SOURCE RECORDS:
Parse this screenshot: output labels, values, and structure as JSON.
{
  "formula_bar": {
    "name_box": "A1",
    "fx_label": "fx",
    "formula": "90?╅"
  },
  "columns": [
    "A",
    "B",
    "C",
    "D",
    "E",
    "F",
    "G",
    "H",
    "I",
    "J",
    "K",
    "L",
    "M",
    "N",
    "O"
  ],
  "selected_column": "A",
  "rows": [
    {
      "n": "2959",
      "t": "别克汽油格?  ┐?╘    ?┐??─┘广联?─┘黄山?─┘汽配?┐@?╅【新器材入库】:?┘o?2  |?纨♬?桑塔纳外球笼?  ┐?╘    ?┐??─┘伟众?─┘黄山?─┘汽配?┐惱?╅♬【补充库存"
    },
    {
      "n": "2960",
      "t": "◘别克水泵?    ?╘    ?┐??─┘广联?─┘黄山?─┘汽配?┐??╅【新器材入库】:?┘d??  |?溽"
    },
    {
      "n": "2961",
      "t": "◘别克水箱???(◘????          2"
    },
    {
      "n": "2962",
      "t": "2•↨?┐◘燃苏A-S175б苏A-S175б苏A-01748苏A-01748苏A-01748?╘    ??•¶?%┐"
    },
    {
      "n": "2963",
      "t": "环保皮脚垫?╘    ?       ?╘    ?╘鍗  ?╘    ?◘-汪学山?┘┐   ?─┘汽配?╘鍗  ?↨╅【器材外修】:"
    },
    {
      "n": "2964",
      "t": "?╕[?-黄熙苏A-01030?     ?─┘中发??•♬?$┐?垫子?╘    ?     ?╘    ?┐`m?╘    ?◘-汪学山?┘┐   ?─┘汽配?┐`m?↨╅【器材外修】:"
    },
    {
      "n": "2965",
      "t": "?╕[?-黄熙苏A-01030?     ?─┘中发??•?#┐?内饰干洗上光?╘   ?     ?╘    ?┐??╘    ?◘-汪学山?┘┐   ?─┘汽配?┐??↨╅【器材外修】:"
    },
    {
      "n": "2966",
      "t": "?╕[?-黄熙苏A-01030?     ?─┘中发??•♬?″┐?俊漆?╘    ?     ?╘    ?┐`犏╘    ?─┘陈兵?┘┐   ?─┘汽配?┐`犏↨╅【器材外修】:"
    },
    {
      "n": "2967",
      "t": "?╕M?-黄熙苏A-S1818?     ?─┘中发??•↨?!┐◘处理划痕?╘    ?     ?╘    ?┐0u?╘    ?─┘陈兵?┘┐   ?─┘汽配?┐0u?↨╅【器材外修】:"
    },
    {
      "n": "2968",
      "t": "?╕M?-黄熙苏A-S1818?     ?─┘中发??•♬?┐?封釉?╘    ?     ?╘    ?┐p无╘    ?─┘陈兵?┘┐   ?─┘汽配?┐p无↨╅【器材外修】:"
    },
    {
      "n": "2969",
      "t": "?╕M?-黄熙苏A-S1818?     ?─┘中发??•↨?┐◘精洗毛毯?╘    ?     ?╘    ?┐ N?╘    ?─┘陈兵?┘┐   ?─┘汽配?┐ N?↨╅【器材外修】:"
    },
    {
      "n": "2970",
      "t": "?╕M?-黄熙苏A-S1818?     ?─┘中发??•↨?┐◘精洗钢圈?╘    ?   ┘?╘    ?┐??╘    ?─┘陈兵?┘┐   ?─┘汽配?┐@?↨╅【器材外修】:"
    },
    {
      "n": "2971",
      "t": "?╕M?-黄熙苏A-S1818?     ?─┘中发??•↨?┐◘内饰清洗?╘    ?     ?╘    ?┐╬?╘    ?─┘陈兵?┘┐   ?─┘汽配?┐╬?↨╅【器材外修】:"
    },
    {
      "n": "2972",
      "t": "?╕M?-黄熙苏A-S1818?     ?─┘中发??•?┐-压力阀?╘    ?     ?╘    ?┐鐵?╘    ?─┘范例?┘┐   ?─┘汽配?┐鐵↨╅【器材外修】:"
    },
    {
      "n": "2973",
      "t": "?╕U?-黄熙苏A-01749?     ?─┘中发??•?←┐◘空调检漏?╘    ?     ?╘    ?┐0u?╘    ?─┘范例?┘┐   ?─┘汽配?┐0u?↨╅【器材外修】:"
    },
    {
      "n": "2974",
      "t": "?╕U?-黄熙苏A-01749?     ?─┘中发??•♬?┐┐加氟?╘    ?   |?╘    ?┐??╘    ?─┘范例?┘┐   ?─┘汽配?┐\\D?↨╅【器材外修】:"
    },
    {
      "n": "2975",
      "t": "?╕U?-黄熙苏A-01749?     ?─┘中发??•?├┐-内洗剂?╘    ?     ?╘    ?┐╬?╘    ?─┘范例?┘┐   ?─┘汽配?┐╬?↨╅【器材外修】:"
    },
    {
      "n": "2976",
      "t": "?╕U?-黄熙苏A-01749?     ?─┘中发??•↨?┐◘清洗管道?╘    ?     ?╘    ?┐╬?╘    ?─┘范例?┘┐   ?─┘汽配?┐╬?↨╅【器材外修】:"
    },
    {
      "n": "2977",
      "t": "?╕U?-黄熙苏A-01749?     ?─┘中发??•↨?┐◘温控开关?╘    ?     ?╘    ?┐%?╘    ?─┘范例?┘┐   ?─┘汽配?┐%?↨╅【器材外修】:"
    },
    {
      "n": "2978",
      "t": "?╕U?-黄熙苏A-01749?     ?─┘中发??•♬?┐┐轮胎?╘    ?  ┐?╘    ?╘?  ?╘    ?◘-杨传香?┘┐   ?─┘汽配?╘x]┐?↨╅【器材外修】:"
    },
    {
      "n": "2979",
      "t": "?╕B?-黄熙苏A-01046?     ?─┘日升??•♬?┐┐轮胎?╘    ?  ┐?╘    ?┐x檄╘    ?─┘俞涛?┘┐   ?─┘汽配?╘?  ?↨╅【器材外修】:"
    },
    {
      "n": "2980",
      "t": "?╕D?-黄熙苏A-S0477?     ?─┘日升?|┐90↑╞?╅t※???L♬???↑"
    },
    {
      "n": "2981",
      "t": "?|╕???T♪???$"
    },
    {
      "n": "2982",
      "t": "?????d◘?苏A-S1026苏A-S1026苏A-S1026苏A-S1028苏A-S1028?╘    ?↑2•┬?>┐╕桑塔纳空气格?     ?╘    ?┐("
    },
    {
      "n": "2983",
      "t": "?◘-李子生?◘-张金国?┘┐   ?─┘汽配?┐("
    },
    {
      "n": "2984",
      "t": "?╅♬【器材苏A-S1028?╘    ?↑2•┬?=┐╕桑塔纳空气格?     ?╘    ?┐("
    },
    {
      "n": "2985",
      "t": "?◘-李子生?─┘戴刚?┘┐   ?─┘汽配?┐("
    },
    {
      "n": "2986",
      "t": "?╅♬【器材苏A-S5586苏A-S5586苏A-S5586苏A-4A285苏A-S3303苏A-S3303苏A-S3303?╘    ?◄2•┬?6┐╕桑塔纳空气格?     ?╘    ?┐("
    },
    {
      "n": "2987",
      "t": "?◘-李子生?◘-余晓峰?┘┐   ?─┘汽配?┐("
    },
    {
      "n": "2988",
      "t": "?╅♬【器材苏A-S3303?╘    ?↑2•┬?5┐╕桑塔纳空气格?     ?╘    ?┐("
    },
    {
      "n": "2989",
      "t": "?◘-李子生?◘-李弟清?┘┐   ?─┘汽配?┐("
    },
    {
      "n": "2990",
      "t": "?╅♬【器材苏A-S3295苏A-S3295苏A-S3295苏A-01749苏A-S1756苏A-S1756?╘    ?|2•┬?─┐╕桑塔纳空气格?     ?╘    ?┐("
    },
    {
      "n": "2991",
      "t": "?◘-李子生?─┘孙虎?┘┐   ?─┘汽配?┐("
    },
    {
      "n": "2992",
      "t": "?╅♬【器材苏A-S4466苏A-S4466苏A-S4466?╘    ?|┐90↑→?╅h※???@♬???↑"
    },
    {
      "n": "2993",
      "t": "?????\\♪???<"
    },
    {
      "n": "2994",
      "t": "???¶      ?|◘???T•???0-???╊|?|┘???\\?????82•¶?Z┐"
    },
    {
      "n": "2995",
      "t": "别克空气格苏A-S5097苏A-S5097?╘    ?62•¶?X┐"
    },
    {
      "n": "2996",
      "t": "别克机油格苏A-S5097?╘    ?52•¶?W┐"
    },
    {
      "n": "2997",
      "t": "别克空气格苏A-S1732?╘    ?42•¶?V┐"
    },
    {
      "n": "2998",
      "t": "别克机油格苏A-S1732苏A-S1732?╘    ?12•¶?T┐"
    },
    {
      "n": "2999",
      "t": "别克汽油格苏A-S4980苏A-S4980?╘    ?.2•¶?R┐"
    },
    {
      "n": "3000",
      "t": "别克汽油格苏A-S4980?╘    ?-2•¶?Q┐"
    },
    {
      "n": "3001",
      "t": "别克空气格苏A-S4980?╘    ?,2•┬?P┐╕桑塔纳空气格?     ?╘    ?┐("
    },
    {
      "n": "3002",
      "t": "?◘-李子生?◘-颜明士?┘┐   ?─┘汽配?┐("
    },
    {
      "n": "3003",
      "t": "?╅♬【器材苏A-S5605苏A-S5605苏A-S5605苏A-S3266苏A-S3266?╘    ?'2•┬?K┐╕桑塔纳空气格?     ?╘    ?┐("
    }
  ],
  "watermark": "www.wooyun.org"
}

DIRECTIONS FOR THIS TASK:
Read the data above and pull out each line that holds the string "别克汽油格苏A".

CORRECT RESULT:
      "t": "别克汽油格苏A-S4980苏A-S4980?╘    ?.2•¶?R┐"
      "t": "别克汽油格苏A-S4980?╘    ?-2•¶?Q┐"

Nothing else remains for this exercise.